Leave out the pictures, then reproduce the rest of the material exactly.

(Entries with figure data)

.....

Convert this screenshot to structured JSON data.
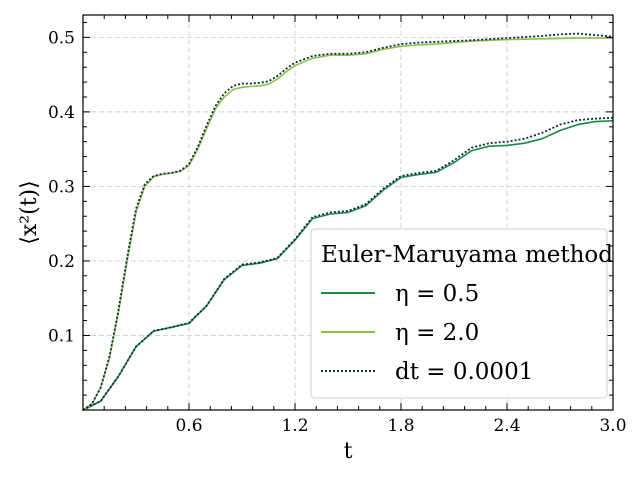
{
  "chart_data": {
    "type": "line",
    "xlabel": "t",
    "ylabel": "⟨x²(t)⟩",
    "xlim": [
      0.0,
      3.0
    ],
    "ylim": [
      0.0,
      0.53
    ],
    "xticks": [
      0.6,
      1.2,
      1.8,
      2.4,
      3.0
    ],
    "xtick_labels": [
      "0.6",
      "1.2",
      "1.8",
      "2.4",
      "3.0"
    ],
    "yticks": [
      0.1,
      0.2,
      0.3,
      0.4,
      0.5
    ],
    "ytick_labels": [
      "0.1",
      "0.2",
      "0.3",
      "0.4",
      "0.5"
    ],
    "grid": true,
    "legend": {
      "placement": "lower-right",
      "title": "Euler-Maruyama method",
      "entries": [
        {
          "label": "η = 0.5",
          "color": "#1a8a45",
          "style": "solid"
        },
        {
          "label": "η = 2.0",
          "color": "#8bc34a",
          "style": "solid"
        },
        {
          "label": "dt = 0.0001",
          "color": "#0b2a4a",
          "style": "dotted"
        }
      ]
    },
    "series": [
      {
        "name": "η = 0.5",
        "color": "#1a8a45",
        "style": "solid",
        "x": [
          0.0,
          0.1,
          0.2,
          0.3,
          0.4,
          0.5,
          0.6,
          0.7,
          0.8,
          0.9,
          1.0,
          1.1,
          1.2,
          1.3,
          1.4,
          1.5,
          1.6,
          1.7,
          1.8,
          1.9,
          2.0,
          2.1,
          2.2,
          2.3,
          2.4,
          2.5,
          2.6,
          2.7,
          2.8,
          2.9,
          3.0
        ],
        "y": [
          0.0,
          0.012,
          0.045,
          0.085,
          0.106,
          0.111,
          0.116,
          0.14,
          0.175,
          0.194,
          0.197,
          0.203,
          0.228,
          0.257,
          0.263,
          0.265,
          0.274,
          0.295,
          0.312,
          0.316,
          0.319,
          0.332,
          0.348,
          0.354,
          0.355,
          0.358,
          0.364,
          0.375,
          0.383,
          0.387,
          0.388
        ]
      },
      {
        "name": "η = 2.0",
        "color": "#8bc34a",
        "style": "solid",
        "x": [
          0.0,
          0.05,
          0.1,
          0.15,
          0.2,
          0.25,
          0.3,
          0.35,
          0.4,
          0.45,
          0.5,
          0.55,
          0.6,
          0.65,
          0.7,
          0.75,
          0.8,
          0.85,
          0.9,
          0.95,
          1.0,
          1.05,
          1.1,
          1.15,
          1.2,
          1.3,
          1.4,
          1.5,
          1.6,
          1.7,
          1.8,
          1.9,
          2.0,
          2.2,
          2.4,
          2.6,
          2.8,
          3.0
        ],
        "y": [
          0.0,
          0.008,
          0.03,
          0.07,
          0.13,
          0.2,
          0.265,
          0.3,
          0.313,
          0.316,
          0.318,
          0.32,
          0.328,
          0.35,
          0.378,
          0.404,
          0.42,
          0.43,
          0.433,
          0.434,
          0.435,
          0.437,
          0.444,
          0.454,
          0.462,
          0.472,
          0.476,
          0.476,
          0.478,
          0.484,
          0.488,
          0.49,
          0.491,
          0.495,
          0.497,
          0.498,
          0.499,
          0.499
        ]
      },
      {
        "name": "dt = 0.0001 (η = 0.5)",
        "color": "#0b2a4a",
        "style": "dotted",
        "x": [
          0.0,
          0.1,
          0.2,
          0.3,
          0.4,
          0.5,
          0.6,
          0.7,
          0.8,
          0.9,
          1.0,
          1.1,
          1.2,
          1.3,
          1.4,
          1.5,
          1.6,
          1.7,
          1.8,
          1.9,
          2.0,
          2.1,
          2.2,
          2.3,
          2.4,
          2.5,
          2.6,
          2.7,
          2.8,
          2.9,
          3.0
        ],
        "y": [
          0.0,
          0.012,
          0.045,
          0.085,
          0.106,
          0.111,
          0.117,
          0.14,
          0.176,
          0.195,
          0.198,
          0.204,
          0.229,
          0.259,
          0.265,
          0.267,
          0.276,
          0.297,
          0.314,
          0.318,
          0.321,
          0.335,
          0.352,
          0.358,
          0.36,
          0.364,
          0.372,
          0.383,
          0.389,
          0.391,
          0.392
        ]
      },
      {
        "name": "dt = 0.0001 (η = 2.0)",
        "color": "#0b2a4a",
        "style": "dotted",
        "x": [
          0.0,
          0.05,
          0.1,
          0.15,
          0.2,
          0.25,
          0.3,
          0.35,
          0.4,
          0.45,
          0.5,
          0.55,
          0.6,
          0.65,
          0.7,
          0.75,
          0.8,
          0.85,
          0.9,
          0.95,
          1.0,
          1.05,
          1.1,
          1.15,
          1.2,
          1.3,
          1.4,
          1.5,
          1.6,
          1.7,
          1.8,
          1.9,
          2.0,
          2.2,
          2.4,
          2.6,
          2.7,
          2.8,
          2.9,
          3.0
        ],
        "y": [
          0.0,
          0.008,
          0.03,
          0.072,
          0.133,
          0.205,
          0.27,
          0.303,
          0.314,
          0.317,
          0.318,
          0.321,
          0.33,
          0.353,
          0.382,
          0.408,
          0.425,
          0.435,
          0.438,
          0.438,
          0.439,
          0.441,
          0.448,
          0.458,
          0.466,
          0.475,
          0.478,
          0.478,
          0.48,
          0.486,
          0.491,
          0.493,
          0.494,
          0.496,
          0.499,
          0.502,
          0.504,
          0.505,
          0.503,
          0.501
        ]
      }
    ]
  }
}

.....

Result below:
Convert this screenshot to structured JSON data.
{
  "chart_data": {
    "type": "line",
    "xlabel": "t",
    "ylabel": "⟨x²(t)⟩",
    "xlim": [
      0.0,
      3.0
    ],
    "ylim": [
      0.0,
      0.53
    ],
    "xticks": [
      0.6,
      1.2,
      1.8,
      2.4,
      3.0
    ],
    "xtick_labels": [
      "0.6",
      "1.2",
      "1.8",
      "2.4",
      "3.0"
    ],
    "yticks": [
      0.1,
      0.2,
      0.3,
      0.4,
      0.5
    ],
    "ytick_labels": [
      "0.1",
      "0.2",
      "0.3",
      "0.4",
      "0.5"
    ],
    "grid": true,
    "legend": {
      "placement": "lower-right",
      "title": "Euler-Maruyama method",
      "entries": [
        {
          "label": "η = 0.5",
          "color": "#1a8a45",
          "style": "solid"
        },
        {
          "label": "η = 2.0",
          "color": "#8bc34a",
          "style": "solid"
        },
        {
          "label": "dt = 0.0001",
          "color": "#0b2a4a",
          "style": "dotted"
        }
      ]
    },
    "series": [
      {
        "name": "η = 0.5",
        "color": "#1a8a45",
        "style": "solid",
        "x": [
          0.0,
          0.1,
          0.2,
          0.3,
          0.4,
          0.5,
          0.6,
          0.7,
          0.8,
          0.9,
          1.0,
          1.1,
          1.2,
          1.3,
          1.4,
          1.5,
          1.6,
          1.7,
          1.8,
          1.9,
          2.0,
          2.1,
          2.2,
          2.3,
          2.4,
          2.5,
          2.6,
          2.7,
          2.8,
          2.9,
          3.0
        ],
        "y": [
          0.0,
          0.012,
          0.045,
          0.085,
          0.106,
          0.111,
          0.116,
          0.14,
          0.175,
          0.194,
          0.197,
          0.203,
          0.228,
          0.257,
          0.263,
          0.265,
          0.274,
          0.295,
          0.312,
          0.316,
          0.319,
          0.332,
          0.348,
          0.354,
          0.355,
          0.358,
          0.364,
          0.375,
          0.383,
          0.387,
          0.388
        ]
      },
      {
        "name": "η = 2.0",
        "color": "#8bc34a",
        "style": "solid",
        "x": [
          0.0,
          0.05,
          0.1,
          0.15,
          0.2,
          0.25,
          0.3,
          0.35,
          0.4,
          0.45,
          0.5,
          0.55,
          0.6,
          0.65,
          0.7,
          0.75,
          0.8,
          0.85,
          0.9,
          0.95,
          1.0,
          1.05,
          1.1,
          1.15,
          1.2,
          1.3,
          1.4,
          1.5,
          1.6,
          1.7,
          1.8,
          1.9,
          2.0,
          2.2,
          2.4,
          2.6,
          2.8,
          3.0
        ],
        "y": [
          0.0,
          0.008,
          0.03,
          0.07,
          0.13,
          0.2,
          0.265,
          0.3,
          0.313,
          0.316,
          0.318,
          0.32,
          0.328,
          0.35,
          0.378,
          0.404,
          0.42,
          0.43,
          0.433,
          0.434,
          0.435,
          0.437,
          0.444,
          0.454,
          0.462,
          0.472,
          0.476,
          0.476,
          0.478,
          0.484,
          0.488,
          0.49,
          0.491,
          0.495,
          0.497,
          0.498,
          0.499,
          0.499
        ]
      },
      {
        "name": "dt = 0.0001 (η = 0.5)",
        "color": "#0b2a4a",
        "style": "dotted",
        "x": [
          0.0,
          0.1,
          0.2,
          0.3,
          0.4,
          0.5,
          0.6,
          0.7,
          0.8,
          0.9,
          1.0,
          1.1,
          1.2,
          1.3,
          1.4,
          1.5,
          1.6,
          1.7,
          1.8,
          1.9,
          2.0,
          2.1,
          2.2,
          2.3,
          2.4,
          2.5,
          2.6,
          2.7,
          2.8,
          2.9,
          3.0
        ],
        "y": [
          0.0,
          0.012,
          0.045,
          0.085,
          0.106,
          0.111,
          0.117,
          0.14,
          0.176,
          0.195,
          0.198,
          0.204,
          0.229,
          0.259,
          0.265,
          0.267,
          0.276,
          0.297,
          0.314,
          0.318,
          0.321,
          0.335,
          0.352,
          0.358,
          0.36,
          0.364,
          0.372,
          0.383,
          0.389,
          0.391,
          0.392
        ]
      },
      {
        "name": "dt = 0.0001 (η = 2.0)",
        "color": "#0b2a4a",
        "style": "dotted",
        "x": [
          0.0,
          0.05,
          0.1,
          0.15,
          0.2,
          0.25,
          0.3,
          0.35,
          0.4,
          0.45,
          0.5,
          0.55,
          0.6,
          0.65,
          0.7,
          0.75,
          0.8,
          0.85,
          0.9,
          0.95,
          1.0,
          1.05,
          1.1,
          1.15,
          1.2,
          1.3,
          1.4,
          1.5,
          1.6,
          1.7,
          1.8,
          1.9,
          2.0,
          2.2,
          2.4,
          2.6,
          2.7,
          2.8,
          2.9,
          3.0
        ],
        "y": [
          0.0,
          0.008,
          0.03,
          0.072,
          0.133,
          0.205,
          0.27,
          0.303,
          0.314,
          0.317,
          0.318,
          0.321,
          0.33,
          0.353,
          0.382,
          0.408,
          0.425,
          0.435,
          0.438,
          0.438,
          0.439,
          0.441,
          0.448,
          0.458,
          0.466,
          0.475,
          0.478,
          0.478,
          0.48,
          0.486,
          0.491,
          0.493,
          0.494,
          0.496,
          0.499,
          0.502,
          0.504,
          0.505,
          0.503,
          0.501
        ]
      }
    ]
  }
}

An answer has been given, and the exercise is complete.